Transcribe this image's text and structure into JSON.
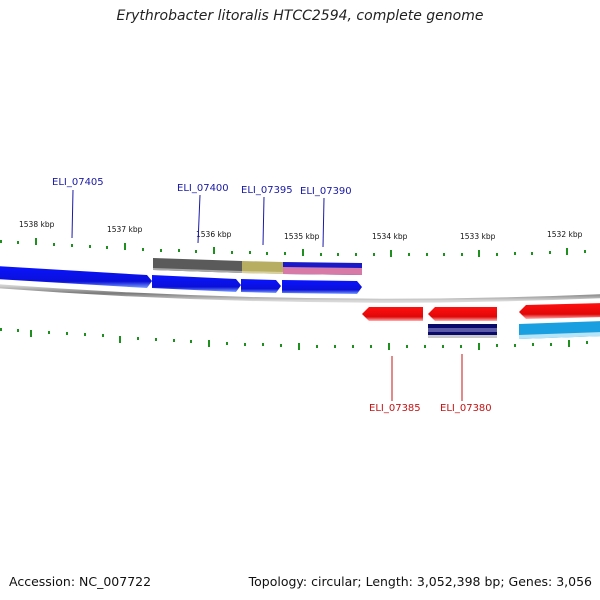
{
  "title": "Erythrobacter litoralis HTCC2594, complete genome",
  "footer": {
    "accession": "Accession: NC_007722",
    "stats": "Topology: circular; Length: 3,052,398 bp; Genes: 3,056"
  },
  "scale_labels": [
    "1538 kbp",
    "1537 kbp",
    "1536 kbp",
    "1535 kbp",
    "1534 kbp",
    "1533 kbp",
    "1532 kbp"
  ],
  "genes": {
    "forward": [
      "ELI_07405",
      "ELI_07400",
      "ELI_07395",
      "ELI_07390"
    ],
    "reverse": [
      "ELI_07385",
      "ELI_07380"
    ]
  },
  "colors": {
    "forward_gene": "#1018e8",
    "reverse_gene": "#ee0a0a",
    "backbone": "#8a8a8a",
    "tick": "#1f8f1f",
    "forward_label": "#1a1aa8",
    "reverse_label": "#c41414",
    "cyan_feature": "#1aa0e0"
  }
}
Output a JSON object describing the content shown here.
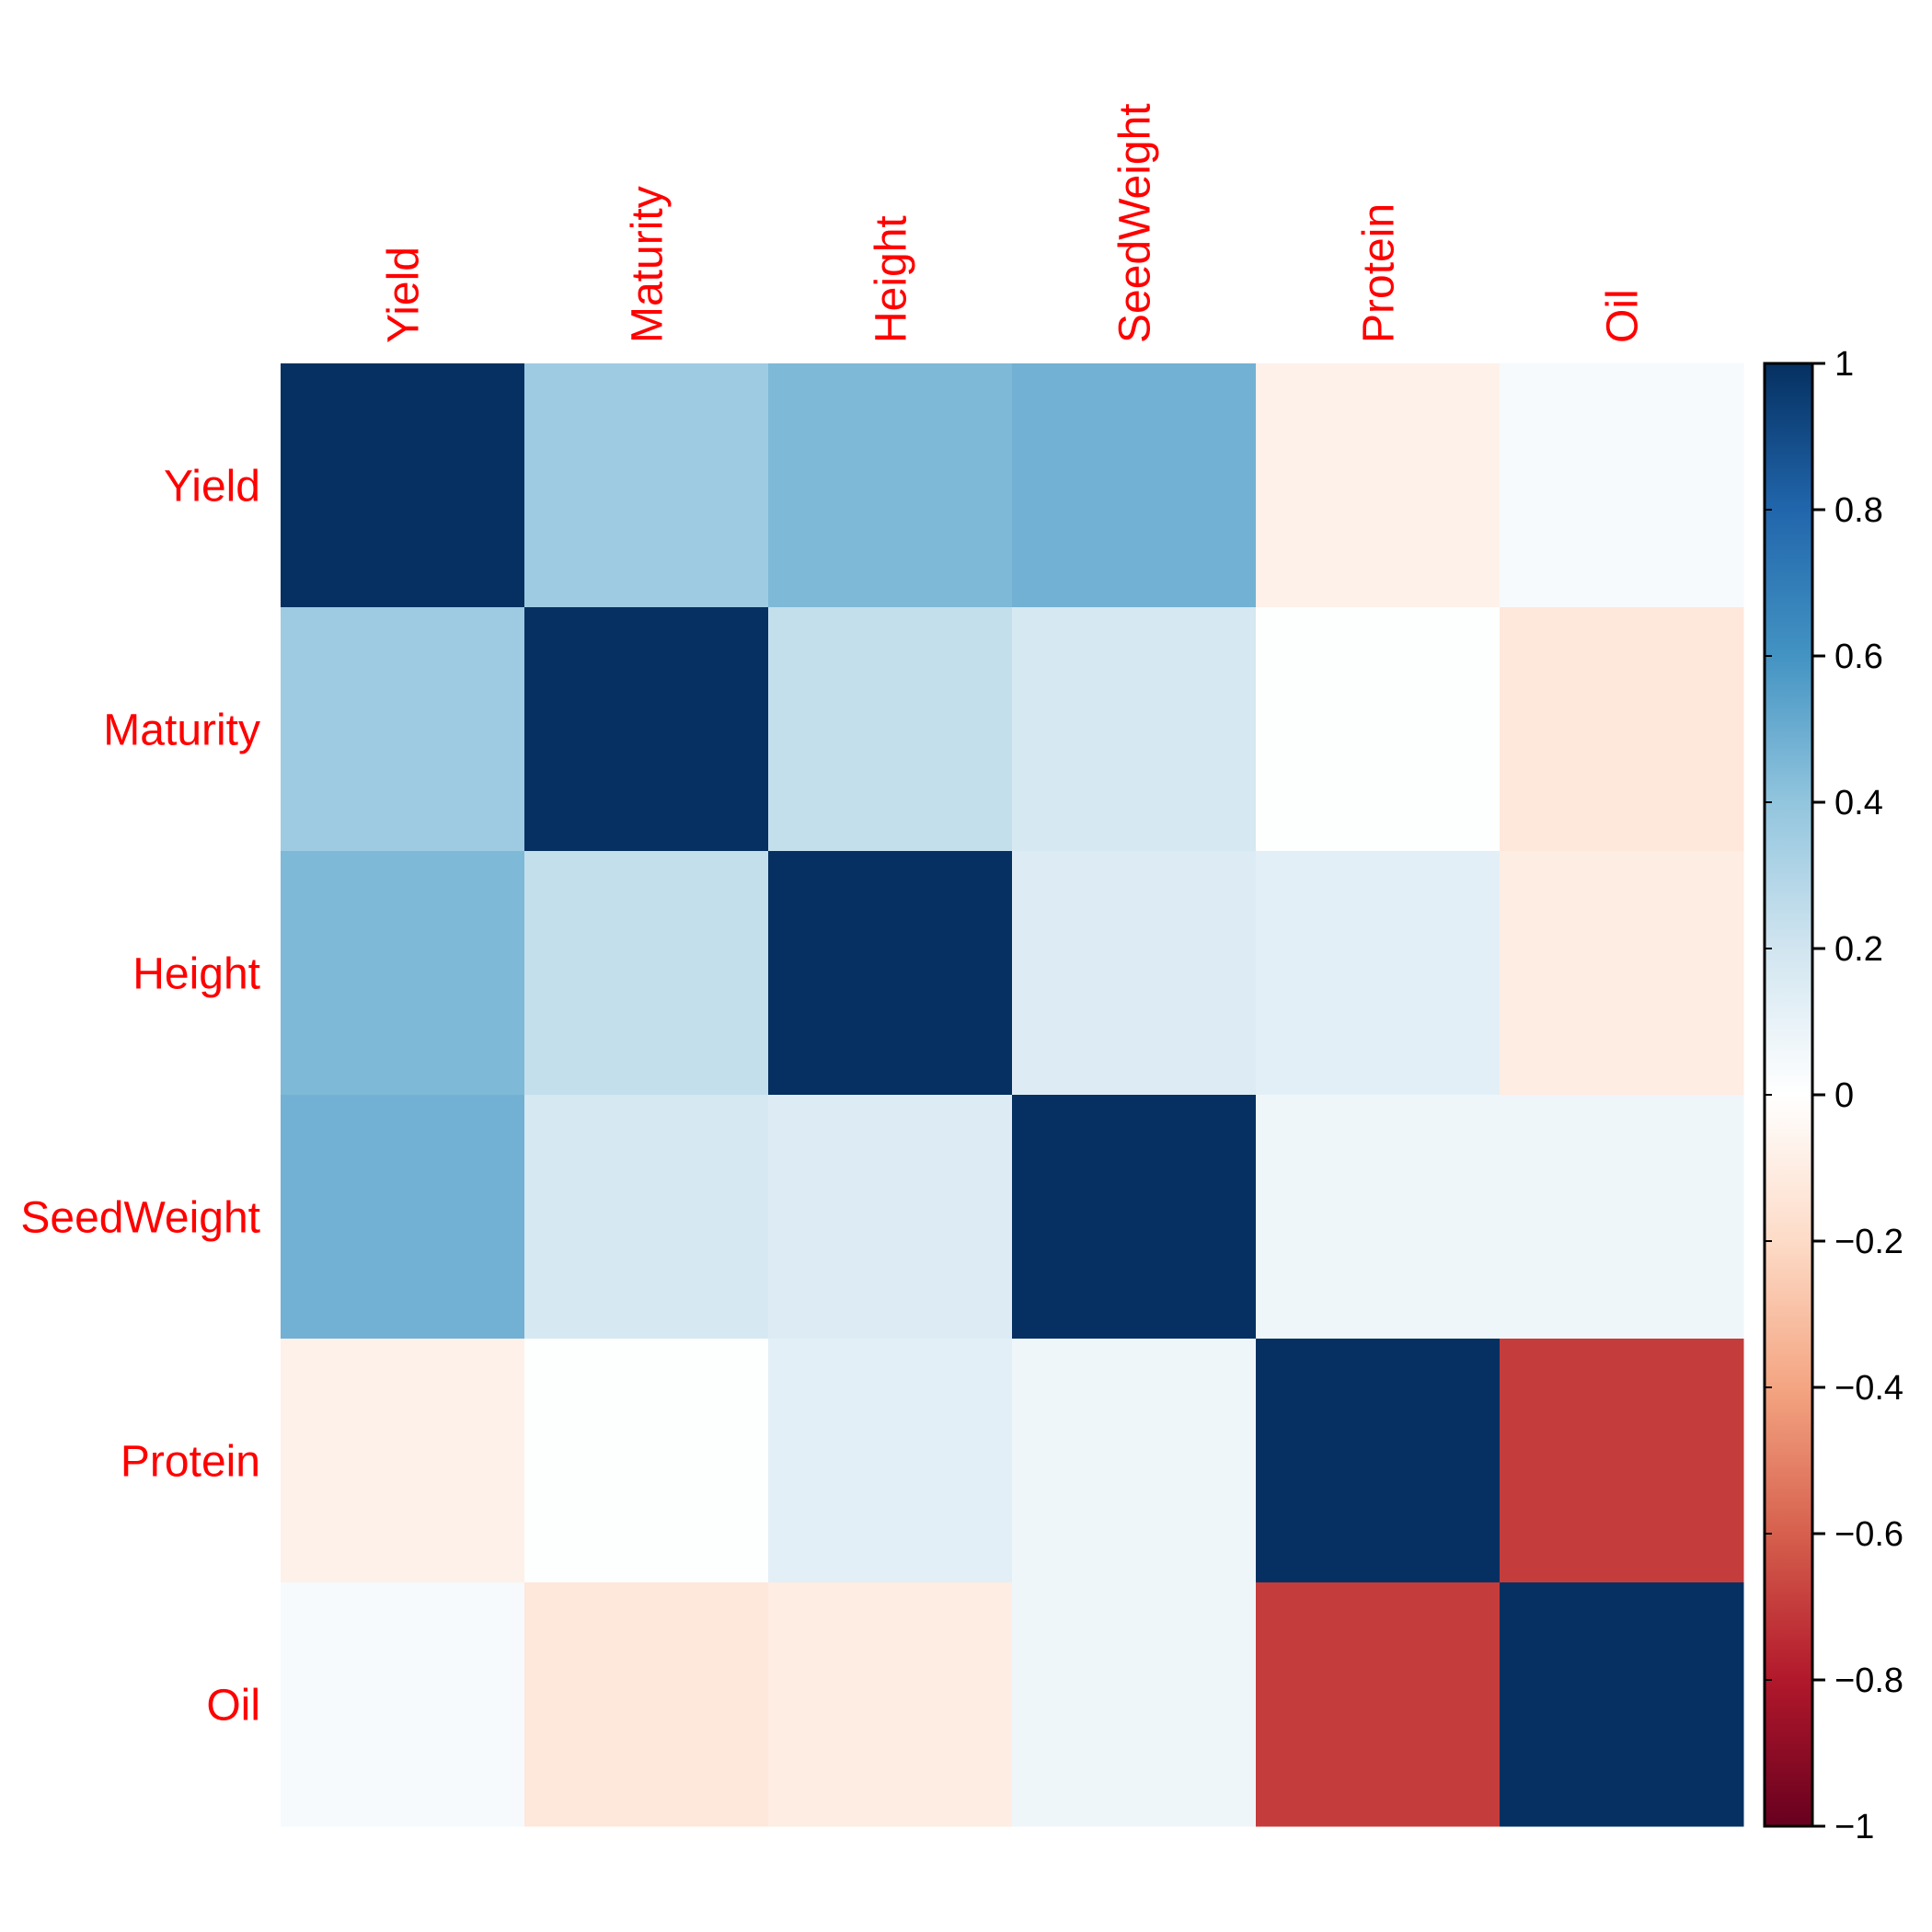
{
  "chart_data": {
    "type": "heatmap",
    "variables": [
      "Yield",
      "Maturity",
      "Height",
      "SeedWeight",
      "Protein",
      "Oil"
    ],
    "rows": [
      "Yield",
      "Maturity",
      "Height",
      "SeedWeight",
      "Protein",
      "Oil"
    ],
    "columns": [
      "Yield",
      "Maturity",
      "Height",
      "SeedWeight",
      "Protein",
      "Oil"
    ],
    "values": [
      [
        1.0,
        0.36,
        0.45,
        0.48,
        -0.08,
        0.04
      ],
      [
        0.36,
        1.0,
        0.24,
        0.18,
        0.01,
        -0.13
      ],
      [
        0.45,
        0.24,
        1.0,
        0.15,
        0.12,
        -0.1
      ],
      [
        0.48,
        0.18,
        0.15,
        1.0,
        0.07,
        0.07
      ],
      [
        -0.08,
        0.01,
        0.12,
        0.07,
        1.0,
        -0.7
      ],
      [
        0.04,
        -0.13,
        -0.1,
        0.07,
        -0.7,
        1.0
      ]
    ],
    "colorbar": {
      "range": [
        -1,
        1
      ],
      "ticks": [
        1,
        0.8,
        0.6,
        0.4,
        0.2,
        0,
        -0.2,
        -0.4,
        -0.6,
        -0.8,
        -1
      ],
      "tick_labels": [
        "1",
        "0.8",
        "0.6",
        "0.4",
        "0.2",
        "0",
        "−0.2",
        "−0.4",
        "−0.6",
        "−0.8",
        "−1"
      ],
      "palette": [
        "#67001F",
        "#B2182B",
        "#D6604D",
        "#F4A582",
        "#FDDBC7",
        "#FFFFFF",
        "#D1E5F0",
        "#92C5DE",
        "#4393C3",
        "#2166AC",
        "#053061"
      ]
    },
    "label_color": "#FF0000",
    "grid": false,
    "legend_position": "right"
  }
}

• To do
In the records above, find each line holding "JSON" and copy it.

• Written response
Transcribe this image's text and structure into JSON.
Output a JSON object describing the content shown here.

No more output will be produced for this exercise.